## EXERCISE REQUIREMENTS
Gather every line that includes the word "Informed", please.

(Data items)
>> START
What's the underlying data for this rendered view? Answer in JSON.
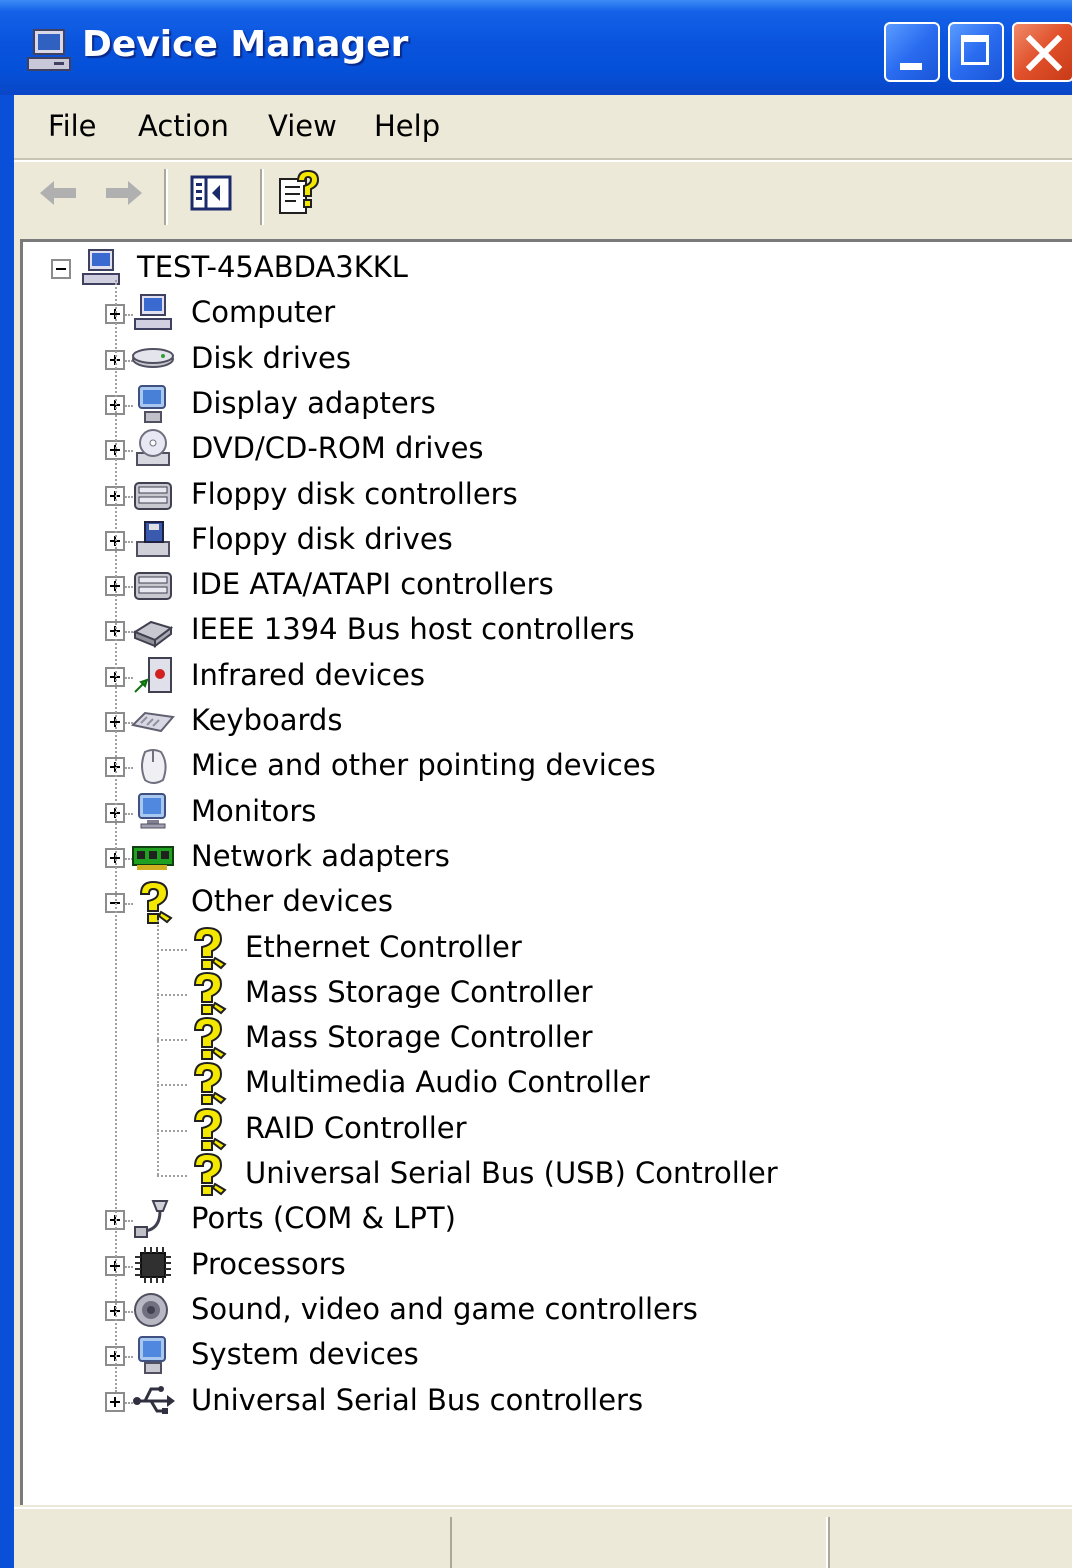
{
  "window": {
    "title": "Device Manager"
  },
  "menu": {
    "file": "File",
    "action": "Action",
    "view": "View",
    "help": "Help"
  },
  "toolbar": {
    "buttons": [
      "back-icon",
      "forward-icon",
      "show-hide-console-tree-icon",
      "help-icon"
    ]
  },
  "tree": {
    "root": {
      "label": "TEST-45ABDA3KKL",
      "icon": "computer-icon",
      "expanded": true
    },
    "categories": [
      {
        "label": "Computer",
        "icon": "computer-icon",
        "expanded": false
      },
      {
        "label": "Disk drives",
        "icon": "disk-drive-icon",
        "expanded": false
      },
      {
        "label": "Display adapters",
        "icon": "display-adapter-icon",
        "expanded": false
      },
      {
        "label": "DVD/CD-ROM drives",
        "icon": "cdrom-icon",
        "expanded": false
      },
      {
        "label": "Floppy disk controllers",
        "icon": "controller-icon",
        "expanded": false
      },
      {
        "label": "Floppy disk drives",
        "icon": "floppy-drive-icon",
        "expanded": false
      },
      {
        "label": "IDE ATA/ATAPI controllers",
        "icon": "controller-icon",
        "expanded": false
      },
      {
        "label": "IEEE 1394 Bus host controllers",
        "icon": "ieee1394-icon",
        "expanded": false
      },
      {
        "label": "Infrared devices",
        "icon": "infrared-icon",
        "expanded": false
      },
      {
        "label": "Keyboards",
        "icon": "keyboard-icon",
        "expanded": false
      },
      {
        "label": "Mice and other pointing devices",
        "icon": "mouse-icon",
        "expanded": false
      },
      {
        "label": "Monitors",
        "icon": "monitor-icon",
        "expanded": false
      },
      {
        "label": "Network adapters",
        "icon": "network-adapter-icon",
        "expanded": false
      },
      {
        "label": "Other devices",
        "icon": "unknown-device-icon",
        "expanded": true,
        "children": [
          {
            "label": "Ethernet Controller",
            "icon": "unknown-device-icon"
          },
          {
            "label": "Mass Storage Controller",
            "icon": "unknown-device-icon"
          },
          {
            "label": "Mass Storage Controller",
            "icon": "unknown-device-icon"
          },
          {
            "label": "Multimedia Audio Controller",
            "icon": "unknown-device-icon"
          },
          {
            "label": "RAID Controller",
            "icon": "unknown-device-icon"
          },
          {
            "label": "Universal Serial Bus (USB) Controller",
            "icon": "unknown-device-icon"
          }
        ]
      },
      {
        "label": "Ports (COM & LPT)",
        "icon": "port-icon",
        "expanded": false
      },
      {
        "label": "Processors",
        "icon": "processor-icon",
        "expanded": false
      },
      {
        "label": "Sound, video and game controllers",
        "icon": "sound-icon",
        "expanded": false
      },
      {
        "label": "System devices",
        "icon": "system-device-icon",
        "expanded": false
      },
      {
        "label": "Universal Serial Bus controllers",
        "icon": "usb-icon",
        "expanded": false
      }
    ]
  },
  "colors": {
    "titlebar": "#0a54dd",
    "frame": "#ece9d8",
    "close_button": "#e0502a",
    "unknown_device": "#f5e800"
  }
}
>> END
>> START
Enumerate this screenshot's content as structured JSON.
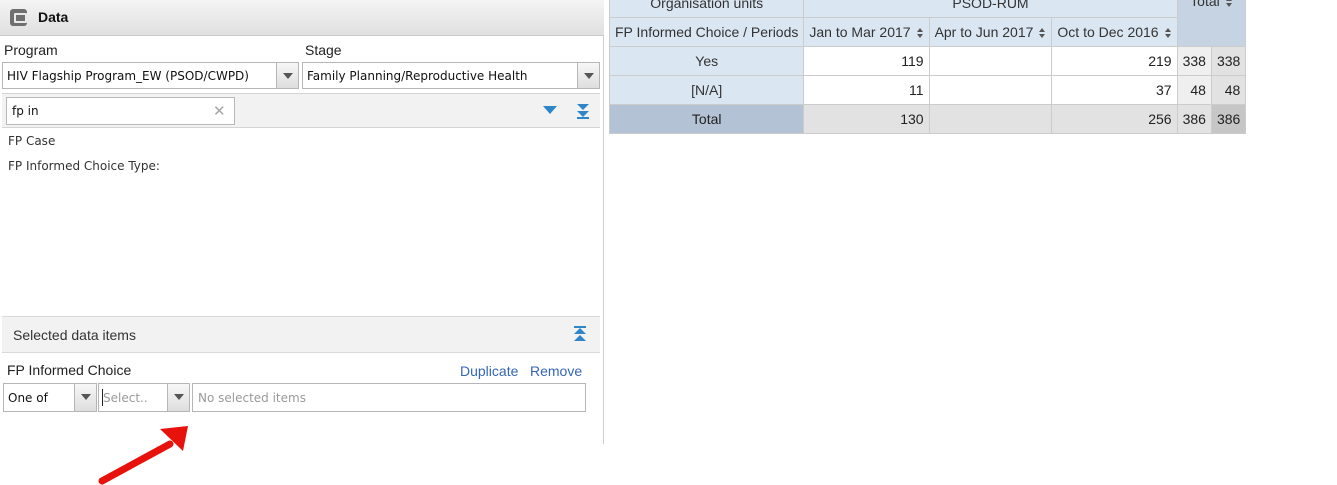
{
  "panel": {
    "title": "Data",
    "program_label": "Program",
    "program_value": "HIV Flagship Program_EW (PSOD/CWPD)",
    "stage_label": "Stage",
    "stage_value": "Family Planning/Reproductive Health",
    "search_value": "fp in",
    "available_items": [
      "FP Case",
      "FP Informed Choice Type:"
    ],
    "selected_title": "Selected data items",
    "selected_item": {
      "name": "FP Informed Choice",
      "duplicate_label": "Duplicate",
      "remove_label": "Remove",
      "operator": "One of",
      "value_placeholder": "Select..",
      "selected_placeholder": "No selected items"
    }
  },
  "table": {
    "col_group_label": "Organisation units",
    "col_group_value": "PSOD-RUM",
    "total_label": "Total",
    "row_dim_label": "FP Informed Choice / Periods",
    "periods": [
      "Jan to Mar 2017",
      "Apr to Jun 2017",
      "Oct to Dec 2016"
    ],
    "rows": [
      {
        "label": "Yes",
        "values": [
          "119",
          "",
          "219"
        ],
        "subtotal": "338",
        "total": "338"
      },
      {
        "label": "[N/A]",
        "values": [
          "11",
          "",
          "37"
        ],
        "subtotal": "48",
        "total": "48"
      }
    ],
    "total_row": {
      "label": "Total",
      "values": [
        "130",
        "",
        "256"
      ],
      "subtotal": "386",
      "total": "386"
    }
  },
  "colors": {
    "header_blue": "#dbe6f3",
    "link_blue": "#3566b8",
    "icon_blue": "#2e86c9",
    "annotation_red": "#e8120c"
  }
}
>> END
## EXERCISE SOLUTION
      "FP Informed Choice Type:"
      "name": "FP Informed Choice",
    "row_dim_label": "FP Informed Choice / Periods",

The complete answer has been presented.